Work to complete
Look through the listing for the word "celé". Copy each line that has it.

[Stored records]
[Begin]
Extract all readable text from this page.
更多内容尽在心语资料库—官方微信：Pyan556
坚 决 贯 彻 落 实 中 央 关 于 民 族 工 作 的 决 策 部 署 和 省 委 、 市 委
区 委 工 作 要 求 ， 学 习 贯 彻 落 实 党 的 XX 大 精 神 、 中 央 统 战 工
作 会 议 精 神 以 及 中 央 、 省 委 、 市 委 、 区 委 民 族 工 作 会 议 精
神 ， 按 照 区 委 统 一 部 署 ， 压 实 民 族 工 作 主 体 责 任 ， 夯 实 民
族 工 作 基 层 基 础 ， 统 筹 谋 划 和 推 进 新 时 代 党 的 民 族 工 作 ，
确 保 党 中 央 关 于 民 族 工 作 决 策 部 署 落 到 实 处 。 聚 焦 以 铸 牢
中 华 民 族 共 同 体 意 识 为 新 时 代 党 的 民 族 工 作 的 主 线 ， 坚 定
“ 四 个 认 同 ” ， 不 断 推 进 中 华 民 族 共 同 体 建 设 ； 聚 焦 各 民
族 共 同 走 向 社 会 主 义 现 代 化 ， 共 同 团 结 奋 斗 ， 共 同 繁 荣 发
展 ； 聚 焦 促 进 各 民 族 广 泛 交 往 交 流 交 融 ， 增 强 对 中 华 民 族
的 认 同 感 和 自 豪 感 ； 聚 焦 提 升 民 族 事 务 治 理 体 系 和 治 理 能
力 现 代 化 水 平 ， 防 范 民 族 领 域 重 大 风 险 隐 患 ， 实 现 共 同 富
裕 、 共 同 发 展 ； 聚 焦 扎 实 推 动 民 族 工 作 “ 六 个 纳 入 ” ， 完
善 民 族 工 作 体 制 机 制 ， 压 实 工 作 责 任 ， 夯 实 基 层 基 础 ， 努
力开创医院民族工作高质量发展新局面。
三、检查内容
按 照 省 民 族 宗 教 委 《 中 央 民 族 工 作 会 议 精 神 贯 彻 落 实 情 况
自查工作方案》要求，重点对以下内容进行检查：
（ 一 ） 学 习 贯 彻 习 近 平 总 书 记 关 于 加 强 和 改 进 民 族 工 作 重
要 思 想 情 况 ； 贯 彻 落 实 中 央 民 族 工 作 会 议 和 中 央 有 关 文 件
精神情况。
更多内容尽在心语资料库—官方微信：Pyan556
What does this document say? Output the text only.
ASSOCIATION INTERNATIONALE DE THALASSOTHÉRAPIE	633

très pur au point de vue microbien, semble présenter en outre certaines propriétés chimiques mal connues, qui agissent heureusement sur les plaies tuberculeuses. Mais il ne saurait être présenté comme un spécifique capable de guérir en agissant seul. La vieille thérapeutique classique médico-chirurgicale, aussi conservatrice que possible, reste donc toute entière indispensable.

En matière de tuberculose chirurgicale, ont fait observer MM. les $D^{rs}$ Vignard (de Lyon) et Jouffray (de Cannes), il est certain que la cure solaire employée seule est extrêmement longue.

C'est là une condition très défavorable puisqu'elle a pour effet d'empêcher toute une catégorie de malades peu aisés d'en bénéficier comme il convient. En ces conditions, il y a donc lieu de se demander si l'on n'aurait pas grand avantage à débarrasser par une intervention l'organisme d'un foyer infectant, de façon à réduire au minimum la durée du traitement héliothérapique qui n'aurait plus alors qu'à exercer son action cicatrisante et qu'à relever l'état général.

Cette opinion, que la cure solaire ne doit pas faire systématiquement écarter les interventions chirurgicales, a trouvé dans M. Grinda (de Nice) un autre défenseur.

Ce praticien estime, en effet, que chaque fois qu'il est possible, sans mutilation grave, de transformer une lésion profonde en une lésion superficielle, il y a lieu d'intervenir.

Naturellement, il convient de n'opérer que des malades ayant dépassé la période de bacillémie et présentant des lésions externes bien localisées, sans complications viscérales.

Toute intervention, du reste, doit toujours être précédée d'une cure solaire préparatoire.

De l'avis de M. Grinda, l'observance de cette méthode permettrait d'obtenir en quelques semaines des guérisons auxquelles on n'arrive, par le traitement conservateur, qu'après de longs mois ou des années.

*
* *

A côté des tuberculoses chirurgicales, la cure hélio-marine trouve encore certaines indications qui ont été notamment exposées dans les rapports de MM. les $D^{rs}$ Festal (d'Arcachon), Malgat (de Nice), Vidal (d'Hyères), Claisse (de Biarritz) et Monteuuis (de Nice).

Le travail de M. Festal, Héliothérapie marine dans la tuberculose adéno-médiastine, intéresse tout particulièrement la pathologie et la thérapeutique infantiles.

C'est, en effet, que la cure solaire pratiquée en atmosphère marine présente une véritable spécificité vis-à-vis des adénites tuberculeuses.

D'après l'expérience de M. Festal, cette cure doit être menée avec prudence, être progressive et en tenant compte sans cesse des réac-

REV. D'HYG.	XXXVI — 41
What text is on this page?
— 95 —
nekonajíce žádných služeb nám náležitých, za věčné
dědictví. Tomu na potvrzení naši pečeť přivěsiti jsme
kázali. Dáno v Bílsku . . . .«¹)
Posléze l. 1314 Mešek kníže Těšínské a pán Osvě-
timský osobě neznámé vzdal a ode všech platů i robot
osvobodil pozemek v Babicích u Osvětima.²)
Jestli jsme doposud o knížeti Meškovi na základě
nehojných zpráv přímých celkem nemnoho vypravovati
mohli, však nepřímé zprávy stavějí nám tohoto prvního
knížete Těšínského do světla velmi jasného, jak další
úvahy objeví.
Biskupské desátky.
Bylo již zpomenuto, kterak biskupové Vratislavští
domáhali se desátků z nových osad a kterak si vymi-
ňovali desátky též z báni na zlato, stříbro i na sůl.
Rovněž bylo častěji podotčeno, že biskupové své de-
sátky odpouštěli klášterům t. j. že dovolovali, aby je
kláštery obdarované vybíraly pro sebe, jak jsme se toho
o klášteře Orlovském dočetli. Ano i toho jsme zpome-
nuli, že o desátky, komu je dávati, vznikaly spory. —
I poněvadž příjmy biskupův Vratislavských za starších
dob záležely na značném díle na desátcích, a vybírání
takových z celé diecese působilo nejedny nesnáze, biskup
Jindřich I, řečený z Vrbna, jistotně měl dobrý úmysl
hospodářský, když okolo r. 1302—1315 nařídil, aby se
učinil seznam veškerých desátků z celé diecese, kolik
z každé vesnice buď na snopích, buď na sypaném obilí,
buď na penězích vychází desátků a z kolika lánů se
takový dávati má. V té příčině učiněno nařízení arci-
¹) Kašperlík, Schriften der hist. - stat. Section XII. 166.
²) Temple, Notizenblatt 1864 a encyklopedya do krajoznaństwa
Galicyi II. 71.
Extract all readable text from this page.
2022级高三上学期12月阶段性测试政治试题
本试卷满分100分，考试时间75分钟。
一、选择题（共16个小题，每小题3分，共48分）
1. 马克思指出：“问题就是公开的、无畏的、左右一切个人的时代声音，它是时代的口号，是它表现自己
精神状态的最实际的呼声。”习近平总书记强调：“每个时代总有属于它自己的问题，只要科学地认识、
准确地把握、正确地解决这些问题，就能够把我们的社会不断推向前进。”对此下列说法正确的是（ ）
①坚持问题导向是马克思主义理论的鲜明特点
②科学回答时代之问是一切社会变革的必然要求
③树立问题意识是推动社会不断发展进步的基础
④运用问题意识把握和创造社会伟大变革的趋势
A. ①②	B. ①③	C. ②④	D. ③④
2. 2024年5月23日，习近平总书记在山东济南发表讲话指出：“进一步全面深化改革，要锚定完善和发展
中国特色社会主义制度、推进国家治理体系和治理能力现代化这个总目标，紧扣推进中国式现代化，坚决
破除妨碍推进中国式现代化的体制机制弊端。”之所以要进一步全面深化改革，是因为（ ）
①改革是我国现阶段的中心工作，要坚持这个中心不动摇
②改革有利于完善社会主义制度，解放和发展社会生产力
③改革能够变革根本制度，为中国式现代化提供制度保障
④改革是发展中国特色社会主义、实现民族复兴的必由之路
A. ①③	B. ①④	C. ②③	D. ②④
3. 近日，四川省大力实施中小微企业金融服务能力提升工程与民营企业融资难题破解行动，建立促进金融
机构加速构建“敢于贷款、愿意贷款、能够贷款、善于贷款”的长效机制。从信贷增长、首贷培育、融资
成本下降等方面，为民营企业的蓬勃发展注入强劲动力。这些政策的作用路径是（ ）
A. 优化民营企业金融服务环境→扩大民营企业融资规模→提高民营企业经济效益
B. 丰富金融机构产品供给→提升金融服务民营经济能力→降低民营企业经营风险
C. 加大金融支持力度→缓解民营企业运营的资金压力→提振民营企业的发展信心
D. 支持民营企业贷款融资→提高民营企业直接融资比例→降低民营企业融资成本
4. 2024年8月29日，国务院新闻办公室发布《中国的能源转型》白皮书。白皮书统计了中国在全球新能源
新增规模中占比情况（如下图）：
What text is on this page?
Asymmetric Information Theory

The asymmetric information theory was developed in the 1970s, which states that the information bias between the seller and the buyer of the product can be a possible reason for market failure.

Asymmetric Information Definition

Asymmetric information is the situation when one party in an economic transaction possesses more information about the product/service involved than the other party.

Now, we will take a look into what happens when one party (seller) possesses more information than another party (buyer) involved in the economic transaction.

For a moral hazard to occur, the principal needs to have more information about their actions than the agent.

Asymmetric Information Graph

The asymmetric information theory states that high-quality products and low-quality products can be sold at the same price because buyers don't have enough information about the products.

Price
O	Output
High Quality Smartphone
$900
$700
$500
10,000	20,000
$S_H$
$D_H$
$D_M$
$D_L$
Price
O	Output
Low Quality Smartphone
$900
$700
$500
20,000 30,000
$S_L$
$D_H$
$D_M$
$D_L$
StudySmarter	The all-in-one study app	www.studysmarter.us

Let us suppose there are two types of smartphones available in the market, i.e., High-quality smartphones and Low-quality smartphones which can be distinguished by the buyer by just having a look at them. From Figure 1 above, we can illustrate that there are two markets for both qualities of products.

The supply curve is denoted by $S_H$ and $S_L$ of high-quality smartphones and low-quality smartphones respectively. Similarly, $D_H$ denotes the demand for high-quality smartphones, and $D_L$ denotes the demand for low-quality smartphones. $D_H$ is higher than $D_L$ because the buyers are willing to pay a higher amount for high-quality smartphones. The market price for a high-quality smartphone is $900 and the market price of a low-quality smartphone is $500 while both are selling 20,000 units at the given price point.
[End]
In response
takových z celé diecese působilo nejedny nesnáze, biskup
učinil seznam veškerých desátků z celé diecese, kolik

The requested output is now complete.